**RECORDS**.
>>
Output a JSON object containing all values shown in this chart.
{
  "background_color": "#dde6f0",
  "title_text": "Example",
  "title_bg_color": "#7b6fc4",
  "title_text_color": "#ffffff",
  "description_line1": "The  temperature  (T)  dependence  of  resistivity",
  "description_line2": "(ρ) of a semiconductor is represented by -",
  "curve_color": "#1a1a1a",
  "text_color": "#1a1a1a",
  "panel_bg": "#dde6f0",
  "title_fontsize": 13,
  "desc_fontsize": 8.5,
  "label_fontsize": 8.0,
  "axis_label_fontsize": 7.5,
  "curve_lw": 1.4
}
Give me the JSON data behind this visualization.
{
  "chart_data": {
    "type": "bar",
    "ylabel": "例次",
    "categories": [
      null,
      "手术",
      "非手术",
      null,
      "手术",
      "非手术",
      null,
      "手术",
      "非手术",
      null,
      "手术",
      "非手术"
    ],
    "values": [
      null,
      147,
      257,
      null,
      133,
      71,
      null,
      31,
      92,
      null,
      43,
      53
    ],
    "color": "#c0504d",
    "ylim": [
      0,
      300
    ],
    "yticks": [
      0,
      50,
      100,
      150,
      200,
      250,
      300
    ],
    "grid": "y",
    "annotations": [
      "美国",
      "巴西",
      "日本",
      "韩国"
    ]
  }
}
<<
**STATED GOAL**.
Check each line of the listing above for the string "JSON", then report only how many lines have it.

**EXERCISE ANSWER**.
2